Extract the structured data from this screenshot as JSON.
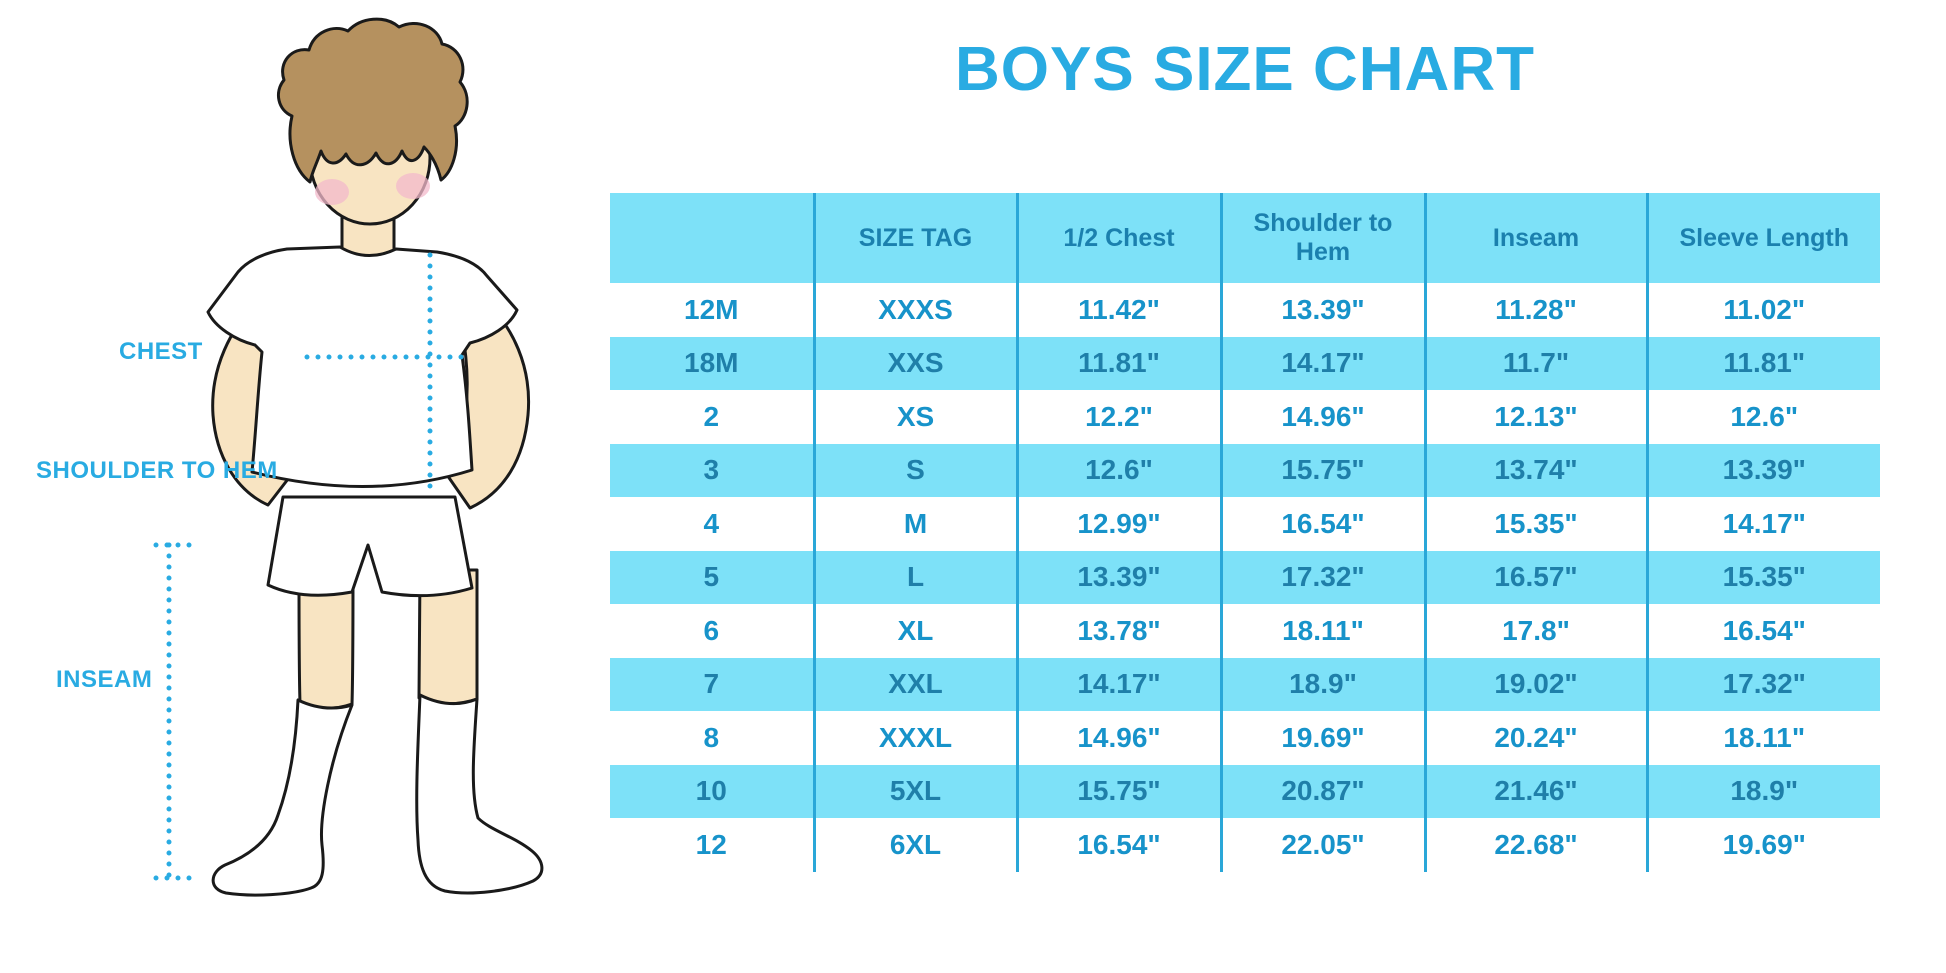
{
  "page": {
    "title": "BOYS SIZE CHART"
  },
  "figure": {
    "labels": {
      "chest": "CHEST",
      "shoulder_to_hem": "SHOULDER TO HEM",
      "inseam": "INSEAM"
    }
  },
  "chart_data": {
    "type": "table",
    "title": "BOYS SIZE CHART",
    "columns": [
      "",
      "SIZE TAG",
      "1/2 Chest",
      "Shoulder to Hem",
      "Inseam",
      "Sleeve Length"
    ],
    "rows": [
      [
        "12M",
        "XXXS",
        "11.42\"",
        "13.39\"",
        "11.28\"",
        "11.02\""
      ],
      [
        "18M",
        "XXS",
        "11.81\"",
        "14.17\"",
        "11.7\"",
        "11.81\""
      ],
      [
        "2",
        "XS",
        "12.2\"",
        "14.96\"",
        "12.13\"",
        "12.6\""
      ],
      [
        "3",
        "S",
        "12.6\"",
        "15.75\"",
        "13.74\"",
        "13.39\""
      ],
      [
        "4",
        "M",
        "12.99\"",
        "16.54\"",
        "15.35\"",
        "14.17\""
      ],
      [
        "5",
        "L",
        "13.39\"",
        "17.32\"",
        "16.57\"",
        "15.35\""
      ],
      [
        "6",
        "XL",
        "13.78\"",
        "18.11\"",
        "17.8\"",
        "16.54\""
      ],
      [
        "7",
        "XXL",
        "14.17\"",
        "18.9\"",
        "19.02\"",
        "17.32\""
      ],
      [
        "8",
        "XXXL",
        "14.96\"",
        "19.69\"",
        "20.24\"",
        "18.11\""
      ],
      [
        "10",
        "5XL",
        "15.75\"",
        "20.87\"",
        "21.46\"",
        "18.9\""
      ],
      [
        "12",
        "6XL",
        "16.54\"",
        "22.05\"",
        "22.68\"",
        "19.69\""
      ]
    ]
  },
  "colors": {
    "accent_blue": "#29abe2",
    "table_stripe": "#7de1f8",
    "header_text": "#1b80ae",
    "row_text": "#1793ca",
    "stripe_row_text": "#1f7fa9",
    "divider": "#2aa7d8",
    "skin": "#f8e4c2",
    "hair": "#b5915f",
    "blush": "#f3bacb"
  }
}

---

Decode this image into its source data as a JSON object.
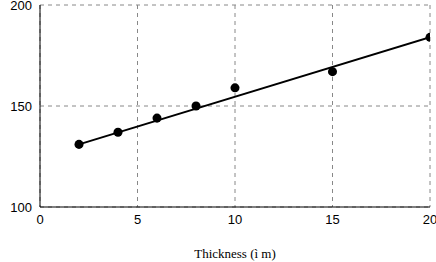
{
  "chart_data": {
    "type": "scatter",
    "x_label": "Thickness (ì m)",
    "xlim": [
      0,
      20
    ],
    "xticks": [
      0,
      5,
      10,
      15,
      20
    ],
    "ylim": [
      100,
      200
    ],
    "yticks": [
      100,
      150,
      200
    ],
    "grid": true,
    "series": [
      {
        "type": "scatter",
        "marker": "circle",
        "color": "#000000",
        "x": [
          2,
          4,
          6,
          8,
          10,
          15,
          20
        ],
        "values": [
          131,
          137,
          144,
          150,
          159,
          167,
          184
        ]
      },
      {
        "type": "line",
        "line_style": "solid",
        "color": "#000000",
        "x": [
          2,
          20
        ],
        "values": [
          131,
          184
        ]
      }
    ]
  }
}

==

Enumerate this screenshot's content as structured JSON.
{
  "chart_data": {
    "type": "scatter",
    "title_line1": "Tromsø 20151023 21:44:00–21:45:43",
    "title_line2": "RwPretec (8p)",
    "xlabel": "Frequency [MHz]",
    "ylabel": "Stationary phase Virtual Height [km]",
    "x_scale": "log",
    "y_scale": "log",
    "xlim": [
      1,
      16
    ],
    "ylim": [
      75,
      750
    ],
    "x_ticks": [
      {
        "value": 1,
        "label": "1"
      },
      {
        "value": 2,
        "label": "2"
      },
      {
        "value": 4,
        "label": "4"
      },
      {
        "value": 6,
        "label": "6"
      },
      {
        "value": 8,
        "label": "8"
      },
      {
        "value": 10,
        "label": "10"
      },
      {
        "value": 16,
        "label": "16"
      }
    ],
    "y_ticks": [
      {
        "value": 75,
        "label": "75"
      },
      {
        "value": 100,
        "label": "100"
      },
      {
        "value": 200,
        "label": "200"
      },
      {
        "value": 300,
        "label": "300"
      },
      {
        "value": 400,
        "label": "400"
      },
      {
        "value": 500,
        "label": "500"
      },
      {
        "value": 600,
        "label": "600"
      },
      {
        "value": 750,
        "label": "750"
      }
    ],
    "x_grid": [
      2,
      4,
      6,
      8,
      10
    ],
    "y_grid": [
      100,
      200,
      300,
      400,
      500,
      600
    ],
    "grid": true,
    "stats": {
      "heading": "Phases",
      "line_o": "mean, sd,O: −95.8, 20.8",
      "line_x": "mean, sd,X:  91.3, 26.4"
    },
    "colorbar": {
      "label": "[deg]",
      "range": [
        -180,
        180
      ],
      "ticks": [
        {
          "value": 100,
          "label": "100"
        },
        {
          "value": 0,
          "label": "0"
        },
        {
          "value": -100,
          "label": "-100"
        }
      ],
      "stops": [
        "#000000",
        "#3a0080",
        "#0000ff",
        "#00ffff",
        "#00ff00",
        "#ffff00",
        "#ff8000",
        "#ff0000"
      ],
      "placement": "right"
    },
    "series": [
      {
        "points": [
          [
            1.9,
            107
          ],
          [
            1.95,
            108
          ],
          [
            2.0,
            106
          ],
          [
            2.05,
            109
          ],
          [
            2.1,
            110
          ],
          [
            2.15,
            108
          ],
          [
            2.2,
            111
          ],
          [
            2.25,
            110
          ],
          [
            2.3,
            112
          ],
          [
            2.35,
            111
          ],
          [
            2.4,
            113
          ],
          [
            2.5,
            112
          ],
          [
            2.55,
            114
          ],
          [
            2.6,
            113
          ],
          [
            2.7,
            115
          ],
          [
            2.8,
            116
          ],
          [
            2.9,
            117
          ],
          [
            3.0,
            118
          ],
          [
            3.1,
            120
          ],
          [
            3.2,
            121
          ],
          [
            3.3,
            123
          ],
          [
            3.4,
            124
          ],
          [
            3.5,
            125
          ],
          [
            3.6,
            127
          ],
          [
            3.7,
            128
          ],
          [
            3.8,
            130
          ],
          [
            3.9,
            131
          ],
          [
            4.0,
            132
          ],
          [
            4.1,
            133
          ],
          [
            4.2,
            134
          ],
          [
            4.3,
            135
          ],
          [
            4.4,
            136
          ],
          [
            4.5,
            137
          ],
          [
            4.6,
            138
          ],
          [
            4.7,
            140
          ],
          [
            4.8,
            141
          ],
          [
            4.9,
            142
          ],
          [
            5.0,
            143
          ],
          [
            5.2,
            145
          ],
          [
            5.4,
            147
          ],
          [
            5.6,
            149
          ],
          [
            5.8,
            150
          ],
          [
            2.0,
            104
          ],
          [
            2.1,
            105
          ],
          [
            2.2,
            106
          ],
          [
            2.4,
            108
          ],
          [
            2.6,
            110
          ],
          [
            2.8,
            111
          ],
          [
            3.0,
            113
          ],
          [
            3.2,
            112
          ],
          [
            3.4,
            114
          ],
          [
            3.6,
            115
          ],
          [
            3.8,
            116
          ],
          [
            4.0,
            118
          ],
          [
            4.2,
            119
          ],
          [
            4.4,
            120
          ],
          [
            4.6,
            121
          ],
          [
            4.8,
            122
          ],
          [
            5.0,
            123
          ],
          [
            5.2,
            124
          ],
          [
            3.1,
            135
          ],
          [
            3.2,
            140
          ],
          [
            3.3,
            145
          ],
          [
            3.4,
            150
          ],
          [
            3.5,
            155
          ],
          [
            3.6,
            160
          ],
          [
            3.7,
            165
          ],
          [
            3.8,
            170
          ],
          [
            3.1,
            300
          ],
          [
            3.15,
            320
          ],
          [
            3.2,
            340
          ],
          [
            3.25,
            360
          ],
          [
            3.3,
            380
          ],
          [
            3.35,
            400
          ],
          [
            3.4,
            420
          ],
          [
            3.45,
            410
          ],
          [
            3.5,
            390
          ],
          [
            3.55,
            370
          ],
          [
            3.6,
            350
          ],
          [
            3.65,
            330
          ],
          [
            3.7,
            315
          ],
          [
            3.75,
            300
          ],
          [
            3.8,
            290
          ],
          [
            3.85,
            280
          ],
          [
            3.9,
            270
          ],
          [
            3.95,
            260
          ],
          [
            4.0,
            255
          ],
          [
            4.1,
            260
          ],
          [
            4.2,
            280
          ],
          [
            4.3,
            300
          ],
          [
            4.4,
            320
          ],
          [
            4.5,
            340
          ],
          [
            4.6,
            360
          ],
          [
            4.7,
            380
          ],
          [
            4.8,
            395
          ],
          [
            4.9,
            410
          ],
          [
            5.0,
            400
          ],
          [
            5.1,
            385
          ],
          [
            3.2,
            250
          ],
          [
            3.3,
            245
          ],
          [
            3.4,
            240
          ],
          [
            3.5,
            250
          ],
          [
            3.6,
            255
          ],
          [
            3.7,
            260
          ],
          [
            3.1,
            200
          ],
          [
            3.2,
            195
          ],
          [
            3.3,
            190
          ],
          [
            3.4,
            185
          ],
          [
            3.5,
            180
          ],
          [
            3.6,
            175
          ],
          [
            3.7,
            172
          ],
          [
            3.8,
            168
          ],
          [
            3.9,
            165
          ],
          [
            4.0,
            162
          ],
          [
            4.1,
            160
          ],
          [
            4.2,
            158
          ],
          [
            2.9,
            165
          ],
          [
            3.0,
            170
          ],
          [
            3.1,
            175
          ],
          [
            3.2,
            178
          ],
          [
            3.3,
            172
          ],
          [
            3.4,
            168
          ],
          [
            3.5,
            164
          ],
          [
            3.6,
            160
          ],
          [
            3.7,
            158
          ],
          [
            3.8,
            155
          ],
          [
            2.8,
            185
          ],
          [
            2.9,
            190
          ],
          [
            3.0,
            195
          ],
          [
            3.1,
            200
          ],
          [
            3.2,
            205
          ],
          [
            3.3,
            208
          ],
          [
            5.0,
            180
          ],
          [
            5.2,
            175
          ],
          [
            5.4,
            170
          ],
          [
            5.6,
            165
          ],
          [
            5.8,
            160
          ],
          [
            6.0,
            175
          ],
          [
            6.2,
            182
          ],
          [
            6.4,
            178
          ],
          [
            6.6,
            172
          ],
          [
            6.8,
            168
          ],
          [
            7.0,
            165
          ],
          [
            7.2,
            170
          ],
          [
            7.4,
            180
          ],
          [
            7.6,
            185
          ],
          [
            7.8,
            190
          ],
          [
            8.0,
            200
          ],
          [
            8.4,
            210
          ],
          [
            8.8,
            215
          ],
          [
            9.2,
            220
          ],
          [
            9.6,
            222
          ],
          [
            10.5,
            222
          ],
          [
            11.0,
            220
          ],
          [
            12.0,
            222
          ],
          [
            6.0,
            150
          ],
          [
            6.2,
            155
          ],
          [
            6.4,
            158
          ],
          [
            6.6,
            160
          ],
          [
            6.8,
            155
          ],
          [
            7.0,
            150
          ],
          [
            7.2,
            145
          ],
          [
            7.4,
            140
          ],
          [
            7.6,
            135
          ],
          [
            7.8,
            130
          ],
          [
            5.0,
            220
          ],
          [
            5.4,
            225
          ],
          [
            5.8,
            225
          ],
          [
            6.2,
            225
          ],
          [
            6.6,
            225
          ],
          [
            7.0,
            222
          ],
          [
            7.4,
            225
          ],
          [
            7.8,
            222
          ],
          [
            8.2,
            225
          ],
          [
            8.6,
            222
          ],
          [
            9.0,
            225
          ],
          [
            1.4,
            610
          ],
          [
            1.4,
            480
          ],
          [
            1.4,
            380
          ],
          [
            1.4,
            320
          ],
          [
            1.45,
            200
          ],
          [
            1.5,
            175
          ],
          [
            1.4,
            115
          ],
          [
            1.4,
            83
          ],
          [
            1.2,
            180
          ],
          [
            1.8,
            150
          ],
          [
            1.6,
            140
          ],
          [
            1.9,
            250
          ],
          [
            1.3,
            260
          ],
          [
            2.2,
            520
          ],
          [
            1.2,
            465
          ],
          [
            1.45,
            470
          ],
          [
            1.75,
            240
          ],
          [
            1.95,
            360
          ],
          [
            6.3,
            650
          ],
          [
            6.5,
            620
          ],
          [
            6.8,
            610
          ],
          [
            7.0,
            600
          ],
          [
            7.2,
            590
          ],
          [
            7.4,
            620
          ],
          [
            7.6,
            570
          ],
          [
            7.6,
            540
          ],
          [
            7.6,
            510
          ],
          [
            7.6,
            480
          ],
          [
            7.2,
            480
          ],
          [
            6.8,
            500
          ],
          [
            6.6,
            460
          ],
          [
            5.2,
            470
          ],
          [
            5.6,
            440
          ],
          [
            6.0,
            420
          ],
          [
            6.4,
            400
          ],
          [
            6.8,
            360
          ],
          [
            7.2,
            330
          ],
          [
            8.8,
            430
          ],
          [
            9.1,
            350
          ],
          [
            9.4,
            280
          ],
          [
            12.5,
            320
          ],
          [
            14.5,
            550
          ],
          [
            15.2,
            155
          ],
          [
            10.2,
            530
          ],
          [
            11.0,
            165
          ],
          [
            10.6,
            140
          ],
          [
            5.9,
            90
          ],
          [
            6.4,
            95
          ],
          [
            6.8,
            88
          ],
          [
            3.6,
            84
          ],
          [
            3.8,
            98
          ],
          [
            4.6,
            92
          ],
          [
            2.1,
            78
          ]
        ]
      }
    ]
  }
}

#### TASK GOAL
Scan the material above for the string "this" and report each line where you find it.

#### THE OUTPUT
Extract the structured data from this screenshot as JSON.
Decode this image into its source data as a JSON object.
Enumerate this screenshot's content as structured JSON.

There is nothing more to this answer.